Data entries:
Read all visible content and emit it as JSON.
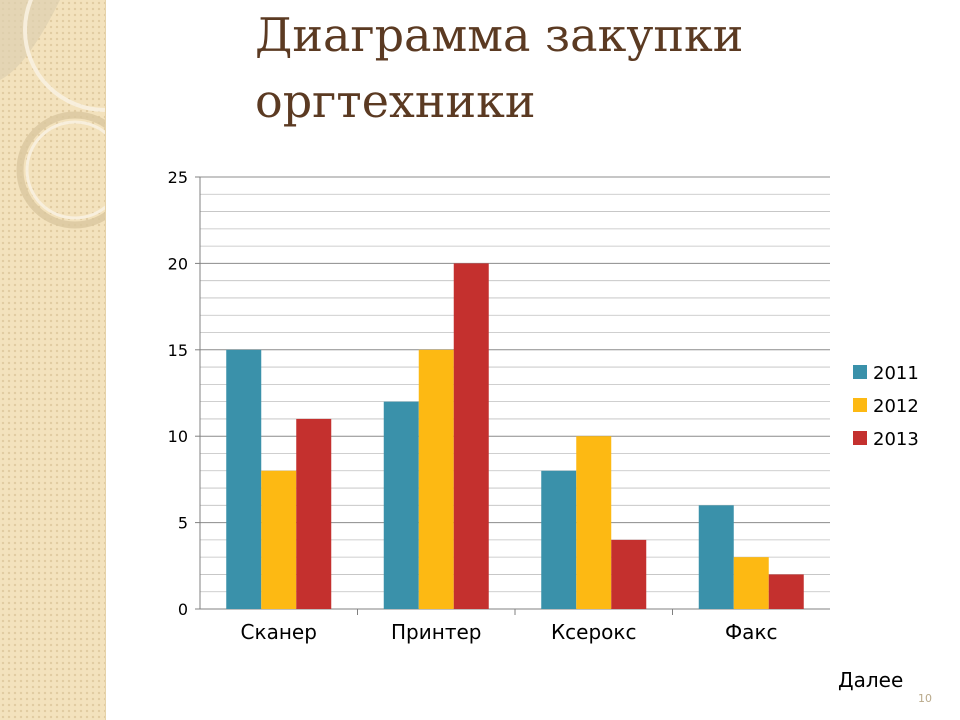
{
  "slide": {
    "title": "Диаграмма закупки оргтехники",
    "next_label": "Далее",
    "number": "10"
  },
  "colors": {
    "band": "#f3e2bd",
    "title": "#5b3a22",
    "series_2011": "#3a91aa",
    "series_2012": "#fdb913",
    "series_2013": "#c4302e",
    "grid": "#bfbfbf"
  },
  "chart_data": {
    "type": "bar",
    "title": "",
    "xlabel": "",
    "ylabel": "",
    "categories": [
      "Сканер",
      "Принтер",
      "Ксерокс",
      "Факс"
    ],
    "series": [
      {
        "name": "2011",
        "values": [
          15,
          12,
          8,
          6
        ]
      },
      {
        "name": "2012",
        "values": [
          8,
          15,
          10,
          3
        ]
      },
      {
        "name": "2013",
        "values": [
          11,
          20,
          4,
          2
        ]
      }
    ],
    "ylim": [
      0,
      25
    ],
    "y_major_ticks": [
      0,
      5,
      10,
      15,
      20,
      25
    ],
    "y_minor_step": 1,
    "grid": true,
    "legend": "right"
  }
}
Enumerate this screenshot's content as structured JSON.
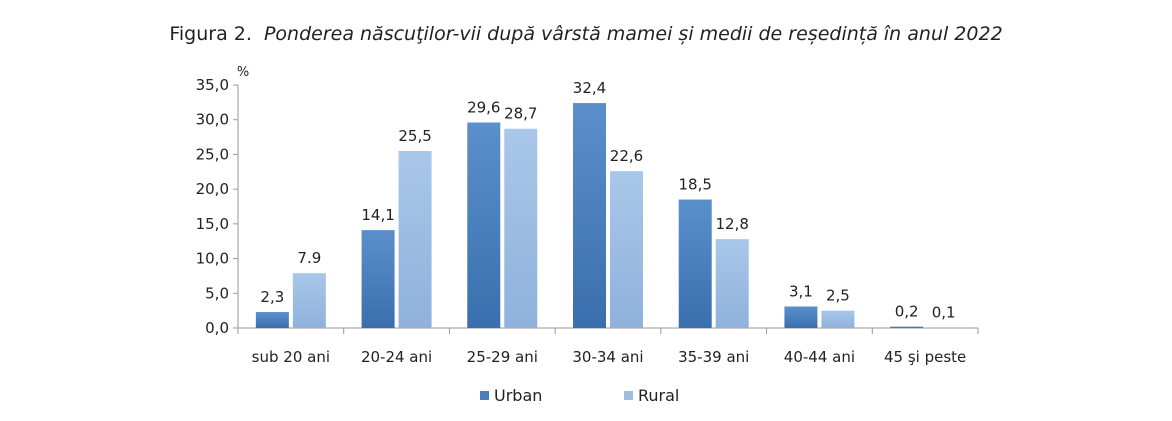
{
  "chart_data": {
    "type": "bar",
    "title_prefix": "Figura 2.",
    "title": "Ponderea născuţilor-vii după vârstă mamei și medii de reședință în anul 2022",
    "ylabel": "%",
    "xlabel": "",
    "ylim": [
      0,
      35
    ],
    "yticks": [
      "0,0",
      "5,0",
      "10,0",
      "15,0",
      "20,0",
      "25,0",
      "30,0",
      "35,0"
    ],
    "categories": [
      "sub 20 ani",
      "20-24 ani",
      "25-29 ani",
      "30-34 ani",
      "35-39 ani",
      "40-44 ani",
      "45 şi peste"
    ],
    "series": [
      {
        "name": "Urban",
        "color": "#4a7fbd",
        "values": [
          2.3,
          14.1,
          29.6,
          32.4,
          18.5,
          3.1,
          0.2
        ],
        "labels": [
          "2,3",
          "14,1",
          "29,6",
          "32,4",
          "18,5",
          "3,1",
          "0,2"
        ]
      },
      {
        "name": "Rural",
        "color": "#9dbde3",
        "values": [
          7.9,
          25.5,
          28.7,
          22.6,
          12.8,
          2.5,
          0.1
        ],
        "labels": [
          "7.9",
          "25,5",
          "28,7",
          "22,6",
          "12,8",
          "2,5",
          "0,1"
        ]
      }
    ],
    "legend_position": "bottom-center",
    "grid": false
  }
}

The exercise: Transcribe all entries above exactly. Drop the pictures.

Reply to the task:
Read all visible content and emit it as JSON.
{
  "slide": {
    "title": "Диаграмма закупки оргтехники",
    "next_label": "Далее",
    "number": "10"
  },
  "colors": {
    "band": "#f3e2bd",
    "title": "#5b3a22",
    "series_2011": "#3a91aa",
    "series_2012": "#fdb913",
    "series_2013": "#c4302e",
    "grid": "#bfbfbf"
  },
  "chart_data": {
    "type": "bar",
    "title": "",
    "xlabel": "",
    "ylabel": "",
    "categories": [
      "Сканер",
      "Принтер",
      "Ксерокс",
      "Факс"
    ],
    "series": [
      {
        "name": "2011",
        "values": [
          15,
          12,
          8,
          6
        ]
      },
      {
        "name": "2012",
        "values": [
          8,
          15,
          10,
          3
        ]
      },
      {
        "name": "2013",
        "values": [
          11,
          20,
          4,
          2
        ]
      }
    ],
    "ylim": [
      0,
      25
    ],
    "y_major_ticks": [
      0,
      5,
      10,
      15,
      20,
      25
    ],
    "y_minor_step": 1,
    "grid": true,
    "legend": "right"
  }
}
Enumerate this screenshot's content as structured JSON.
{
  "chart_data": {
    "type": "bar",
    "title_prefix": "Figura 2.",
    "title": "Ponderea născuţilor-vii după vârstă mamei și medii de reședință în anul 2022",
    "ylabel": "%",
    "xlabel": "",
    "ylim": [
      0,
      35
    ],
    "yticks": [
      "0,0",
      "5,0",
      "10,0",
      "15,0",
      "20,0",
      "25,0",
      "30,0",
      "35,0"
    ],
    "categories": [
      "sub 20 ani",
      "20-24 ani",
      "25-29 ani",
      "30-34 ani",
      "35-39 ani",
      "40-44 ani",
      "45 şi peste"
    ],
    "series": [
      {
        "name": "Urban",
        "color": "#4a7fbd",
        "values": [
          2.3,
          14.1,
          29.6,
          32.4,
          18.5,
          3.1,
          0.2
        ],
        "labels": [
          "2,3",
          "14,1",
          "29,6",
          "32,4",
          "18,5",
          "3,1",
          "0,2"
        ]
      },
      {
        "name": "Rural",
        "color": "#9dbde3",
        "values": [
          7.9,
          25.5,
          28.7,
          22.6,
          12.8,
          2.5,
          0.1
        ],
        "labels": [
          "7.9",
          "25,5",
          "28,7",
          "22,6",
          "12,8",
          "2,5",
          "0,1"
        ]
      }
    ],
    "legend_position": "bottom-center",
    "grid": false
  }
}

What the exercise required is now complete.